>> START Data for this task

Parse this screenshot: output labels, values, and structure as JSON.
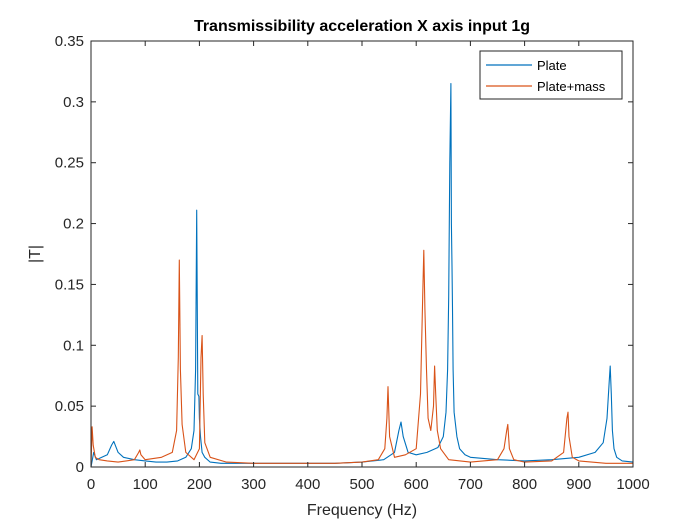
{
  "chart_data": {
    "type": "line",
    "title": "Transmissibility acceleration X axis input 1g",
    "xlabel": "Frequency (Hz)",
    "ylabel": "|T|",
    "xlim": [
      0,
      1000
    ],
    "ylim": [
      0,
      0.35
    ],
    "xticks": [
      0,
      100,
      200,
      300,
      400,
      500,
      600,
      700,
      800,
      900,
      1000
    ],
    "yticks": [
      0,
      0.05,
      0.1,
      0.15,
      0.2,
      0.25,
      0.3,
      0.35
    ],
    "xtick_labels": [
      "0",
      "100",
      "200",
      "300",
      "400",
      "500",
      "600",
      "700",
      "800",
      "900",
      "1000"
    ],
    "ytick_labels": [
      "0",
      "0.05",
      "0.1",
      "0.15",
      "0.2",
      "0.25",
      "0.3",
      "0.35"
    ],
    "grid": false,
    "legend_position": "top-right",
    "series": [
      {
        "name": "Plate",
        "color": "#0072BD",
        "x": [
          0,
          5,
          10,
          20,
          30,
          38,
          42,
          50,
          60,
          80,
          100,
          120,
          140,
          160,
          175,
          185,
          190,
          193,
          195,
          197,
          199,
          200,
          202,
          205,
          210,
          220,
          240,
          260,
          300,
          350,
          400,
          450,
          500,
          540,
          560,
          568,
          572,
          576,
          585,
          600,
          620,
          640,
          650,
          655,
          658,
          660,
          662,
          664,
          665,
          666,
          667,
          668,
          670,
          675,
          680,
          690,
          700,
          750,
          800,
          850,
          900,
          930,
          945,
          952,
          956,
          958,
          960,
          962,
          965,
          970,
          980,
          1000
        ],
        "y": [
          0.0,
          0.012,
          0.006,
          0.008,
          0.01,
          0.018,
          0.021,
          0.012,
          0.008,
          0.006,
          0.005,
          0.004,
          0.004,
          0.005,
          0.008,
          0.015,
          0.03,
          0.08,
          0.211,
          0.06,
          0.058,
          0.04,
          0.025,
          0.012,
          0.008,
          0.004,
          0.003,
          0.003,
          0.003,
          0.003,
          0.003,
          0.003,
          0.004,
          0.006,
          0.012,
          0.03,
          0.037,
          0.025,
          0.012,
          0.01,
          0.012,
          0.016,
          0.025,
          0.045,
          0.08,
          0.14,
          0.25,
          0.315,
          0.2,
          0.165,
          0.13,
          0.08,
          0.045,
          0.025,
          0.015,
          0.01,
          0.008,
          0.006,
          0.005,
          0.006,
          0.008,
          0.012,
          0.02,
          0.04,
          0.07,
          0.083,
          0.06,
          0.03,
          0.015,
          0.008,
          0.005,
          0.004
        ]
      },
      {
        "name": "Plate+mass",
        "color": "#D95319",
        "x": [
          0,
          2,
          4,
          8,
          15,
          30,
          50,
          80,
          88,
          90,
          92,
          100,
          130,
          150,
          158,
          161,
          163,
          165,
          168,
          175,
          190,
          200,
          203,
          205,
          207,
          210,
          220,
          250,
          300,
          350,
          400,
          450,
          500,
          530,
          542,
          546,
          548,
          551,
          560,
          580,
          600,
          608,
          612,
          614,
          616,
          619,
          622,
          627,
          632,
          634,
          636,
          639,
          645,
          660,
          700,
          750,
          762,
          767,
          769,
          772,
          780,
          800,
          850,
          872,
          878,
          880,
          882,
          888,
          900,
          950,
          1000
        ],
        "y": [
          0.0,
          0.033,
          0.018,
          0.008,
          0.006,
          0.005,
          0.004,
          0.006,
          0.012,
          0.014,
          0.01,
          0.006,
          0.008,
          0.012,
          0.03,
          0.09,
          0.17,
          0.08,
          0.035,
          0.012,
          0.006,
          0.015,
          0.09,
          0.108,
          0.06,
          0.02,
          0.008,
          0.004,
          0.003,
          0.003,
          0.003,
          0.003,
          0.004,
          0.006,
          0.015,
          0.04,
          0.066,
          0.025,
          0.008,
          0.01,
          0.015,
          0.06,
          0.14,
          0.178,
          0.13,
          0.08,
          0.04,
          0.03,
          0.05,
          0.083,
          0.06,
          0.03,
          0.015,
          0.006,
          0.004,
          0.006,
          0.015,
          0.03,
          0.035,
          0.015,
          0.006,
          0.004,
          0.005,
          0.012,
          0.04,
          0.045,
          0.025,
          0.008,
          0.005,
          0.003,
          0.003
        ]
      }
    ]
  }
}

>> END Data for this task

Pictures are not part of the copy; reproduce everything else in the records exactly.

Parse this screenshot: output labels, values, and structure as JSON.
{
  "chart_data": {
    "type": "line",
    "title": "Transmissibility acceleration X axis input 1g",
    "xlabel": "Frequency (Hz)",
    "ylabel": "|T|",
    "xlim": [
      0,
      1000
    ],
    "ylim": [
      0,
      0.35
    ],
    "xticks": [
      0,
      100,
      200,
      300,
      400,
      500,
      600,
      700,
      800,
      900,
      1000
    ],
    "yticks": [
      0,
      0.05,
      0.1,
      0.15,
      0.2,
      0.25,
      0.3,
      0.35
    ],
    "xtick_labels": [
      "0",
      "100",
      "200",
      "300",
      "400",
      "500",
      "600",
      "700",
      "800",
      "900",
      "1000"
    ],
    "ytick_labels": [
      "0",
      "0.05",
      "0.1",
      "0.15",
      "0.2",
      "0.25",
      "0.3",
      "0.35"
    ],
    "grid": false,
    "legend_position": "top-right",
    "series": [
      {
        "name": "Plate",
        "color": "#0072BD",
        "x": [
          0,
          5,
          10,
          20,
          30,
          38,
          42,
          50,
          60,
          80,
          100,
          120,
          140,
          160,
          175,
          185,
          190,
          193,
          195,
          197,
          199,
          200,
          202,
          205,
          210,
          220,
          240,
          260,
          300,
          350,
          400,
          450,
          500,
          540,
          560,
          568,
          572,
          576,
          585,
          600,
          620,
          640,
          650,
          655,
          658,
          660,
          662,
          664,
          665,
          666,
          667,
          668,
          670,
          675,
          680,
          690,
          700,
          750,
          800,
          850,
          900,
          930,
          945,
          952,
          956,
          958,
          960,
          962,
          965,
          970,
          980,
          1000
        ],
        "y": [
          0.0,
          0.012,
          0.006,
          0.008,
          0.01,
          0.018,
          0.021,
          0.012,
          0.008,
          0.006,
          0.005,
          0.004,
          0.004,
          0.005,
          0.008,
          0.015,
          0.03,
          0.08,
          0.211,
          0.06,
          0.058,
          0.04,
          0.025,
          0.012,
          0.008,
          0.004,
          0.003,
          0.003,
          0.003,
          0.003,
          0.003,
          0.003,
          0.004,
          0.006,
          0.012,
          0.03,
          0.037,
          0.025,
          0.012,
          0.01,
          0.012,
          0.016,
          0.025,
          0.045,
          0.08,
          0.14,
          0.25,
          0.315,
          0.2,
          0.165,
          0.13,
          0.08,
          0.045,
          0.025,
          0.015,
          0.01,
          0.008,
          0.006,
          0.005,
          0.006,
          0.008,
          0.012,
          0.02,
          0.04,
          0.07,
          0.083,
          0.06,
          0.03,
          0.015,
          0.008,
          0.005,
          0.004
        ]
      },
      {
        "name": "Plate+mass",
        "color": "#D95319",
        "x": [
          0,
          2,
          4,
          8,
          15,
          30,
          50,
          80,
          88,
          90,
          92,
          100,
          130,
          150,
          158,
          161,
          163,
          165,
          168,
          175,
          190,
          200,
          203,
          205,
          207,
          210,
          220,
          250,
          300,
          350,
          400,
          450,
          500,
          530,
          542,
          546,
          548,
          551,
          560,
          580,
          600,
          608,
          612,
          614,
          616,
          619,
          622,
          627,
          632,
          634,
          636,
          639,
          645,
          660,
          700,
          750,
          762,
          767,
          769,
          772,
          780,
          800,
          850,
          872,
          878,
          880,
          882,
          888,
          900,
          950,
          1000
        ],
        "y": [
          0.0,
          0.033,
          0.018,
          0.008,
          0.006,
          0.005,
          0.004,
          0.006,
          0.012,
          0.014,
          0.01,
          0.006,
          0.008,
          0.012,
          0.03,
          0.09,
          0.17,
          0.08,
          0.035,
          0.012,
          0.006,
          0.015,
          0.09,
          0.108,
          0.06,
          0.02,
          0.008,
          0.004,
          0.003,
          0.003,
          0.003,
          0.003,
          0.004,
          0.006,
          0.015,
          0.04,
          0.066,
          0.025,
          0.008,
          0.01,
          0.015,
          0.06,
          0.14,
          0.178,
          0.13,
          0.08,
          0.04,
          0.03,
          0.05,
          0.083,
          0.06,
          0.03,
          0.015,
          0.006,
          0.004,
          0.006,
          0.015,
          0.03,
          0.035,
          0.015,
          0.006,
          0.004,
          0.005,
          0.012,
          0.04,
          0.045,
          0.025,
          0.008,
          0.005,
          0.003,
          0.003
        ]
      }
    ]
  }
}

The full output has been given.